* Task requirements
Print all of the entries exactly, minus the pictures.

* Information provided
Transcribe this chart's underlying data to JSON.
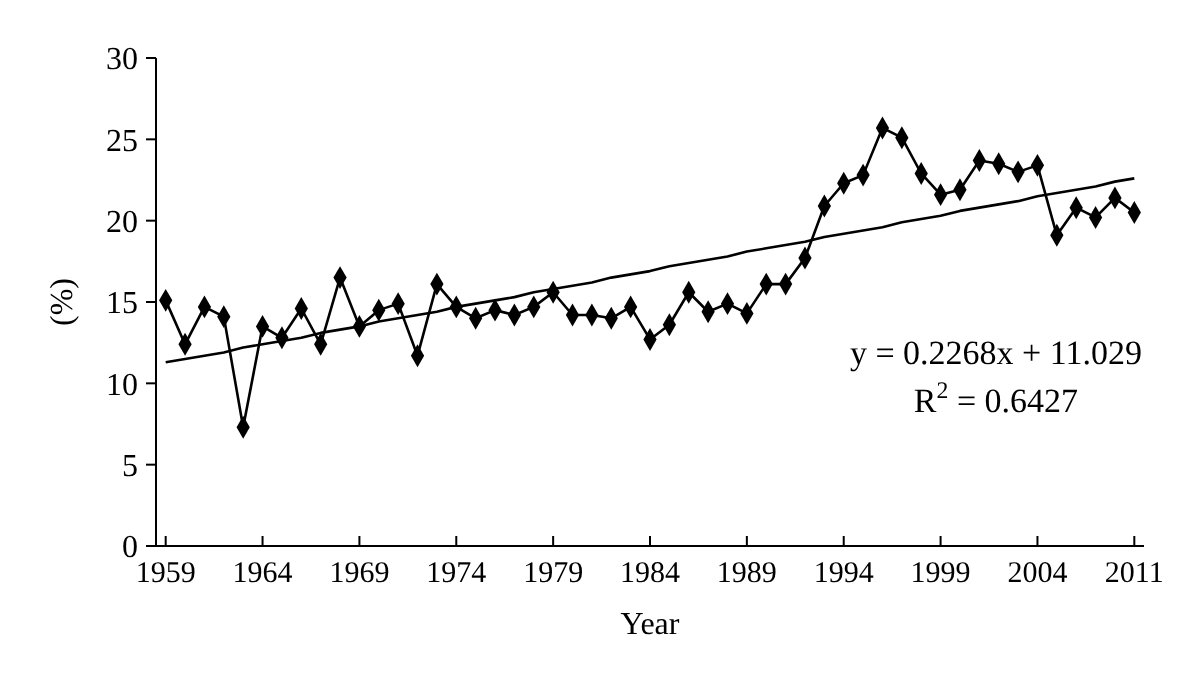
{
  "chart_data": {
    "type": "line",
    "xlabel": "Year",
    "ylabel": "(%)",
    "categories": [
      "1959",
      null,
      null,
      null,
      null,
      "1964",
      null,
      null,
      null,
      null,
      "1969",
      null,
      null,
      null,
      null,
      "1974",
      null,
      null,
      null,
      null,
      "1979",
      null,
      null,
      null,
      null,
      "1984",
      null,
      null,
      null,
      null,
      "1989",
      null,
      null,
      null,
      null,
      "1994",
      null,
      null,
      null,
      null,
      "1999",
      null,
      null,
      null,
      null,
      "2004",
      null,
      null,
      null,
      null,
      "2011"
    ],
    "series": [
      {
        "color": "#000000",
        "marker": "diamond",
        "values": [
          15.1,
          12.4,
          14.7,
          14.1,
          7.3,
          13.5,
          12.8,
          14.6,
          12.4,
          16.5,
          13.5,
          14.5,
          14.9,
          11.7,
          16.1,
          14.7,
          14.0,
          14.5,
          14.2,
          14.7,
          15.6,
          14.2,
          14.2,
          14.0,
          14.7,
          12.7,
          13.6,
          15.6,
          14.4,
          14.9,
          14.3,
          16.1,
          16.1,
          17.7,
          20.9,
          22.3,
          22.8,
          25.7,
          25.1,
          22.9,
          21.6,
          21.9,
          23.7,
          23.5,
          23.0,
          23.4,
          19.1,
          20.8,
          20.2,
          21.4,
          20.5
        ]
      },
      {
        "type": "line",
        "color": "#000000",
        "marker": "none",
        "values": [
          11.3,
          11.5,
          11.7,
          11.9,
          12.2,
          12.4,
          12.6,
          12.8,
          13.1,
          13.3,
          13.5,
          13.8,
          14.0,
          14.2,
          14.4,
          14.7,
          14.9,
          15.1,
          15.3,
          15.6,
          15.8,
          16.0,
          16.2,
          16.5,
          16.7,
          16.9,
          17.2,
          17.4,
          17.6,
          17.8,
          18.1,
          18.3,
          18.5,
          18.7,
          19.0,
          19.2,
          19.4,
          19.6,
          19.9,
          20.1,
          20.3,
          20.6,
          20.8,
          21.0,
          21.2,
          21.5,
          21.7,
          21.9,
          22.1,
          22.4,
          22.6
        ]
      }
    ],
    "ylim": [
      0,
      30
    ],
    "yticks": [
      0,
      5,
      10,
      15,
      20,
      25,
      30
    ],
    "grid": false,
    "annotations": [
      "y = 0.2268x + 11.029",
      "R$^{2}$ = 0.6427"
    ]
  }
}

* Result for this exercise
Transcribe this chart's underlying data to JSON.
{
  "chart_data": {
    "type": "line",
    "xlabel": "Year",
    "ylabel": "(%)",
    "categories": [
      "1959",
      null,
      null,
      null,
      null,
      "1964",
      null,
      null,
      null,
      null,
      "1969",
      null,
      null,
      null,
      null,
      "1974",
      null,
      null,
      null,
      null,
      "1979",
      null,
      null,
      null,
      null,
      "1984",
      null,
      null,
      null,
      null,
      "1989",
      null,
      null,
      null,
      null,
      "1994",
      null,
      null,
      null,
      null,
      "1999",
      null,
      null,
      null,
      null,
      "2004",
      null,
      null,
      null,
      null,
      "2011"
    ],
    "series": [
      {
        "color": "#000000",
        "marker": "diamond",
        "values": [
          15.1,
          12.4,
          14.7,
          14.1,
          7.3,
          13.5,
          12.8,
          14.6,
          12.4,
          16.5,
          13.5,
          14.5,
          14.9,
          11.7,
          16.1,
          14.7,
          14.0,
          14.5,
          14.2,
          14.7,
          15.6,
          14.2,
          14.2,
          14.0,
          14.7,
          12.7,
          13.6,
          15.6,
          14.4,
          14.9,
          14.3,
          16.1,
          16.1,
          17.7,
          20.9,
          22.3,
          22.8,
          25.7,
          25.1,
          22.9,
          21.6,
          21.9,
          23.7,
          23.5,
          23.0,
          23.4,
          19.1,
          20.8,
          20.2,
          21.4,
          20.5
        ]
      },
      {
        "type": "line",
        "color": "#000000",
        "marker": "none",
        "values": [
          11.3,
          11.5,
          11.7,
          11.9,
          12.2,
          12.4,
          12.6,
          12.8,
          13.1,
          13.3,
          13.5,
          13.8,
          14.0,
          14.2,
          14.4,
          14.7,
          14.9,
          15.1,
          15.3,
          15.6,
          15.8,
          16.0,
          16.2,
          16.5,
          16.7,
          16.9,
          17.2,
          17.4,
          17.6,
          17.8,
          18.1,
          18.3,
          18.5,
          18.7,
          19.0,
          19.2,
          19.4,
          19.6,
          19.9,
          20.1,
          20.3,
          20.6,
          20.8,
          21.0,
          21.2,
          21.5,
          21.7,
          21.9,
          22.1,
          22.4,
          22.6
        ]
      }
    ],
    "ylim": [
      0,
      30
    ],
    "yticks": [
      0,
      5,
      10,
      15,
      20,
      25,
      30
    ],
    "grid": false,
    "annotations": [
      "y = 0.2268x + 11.029",
      "R$^{2}$ = 0.6427"
    ]
  }
}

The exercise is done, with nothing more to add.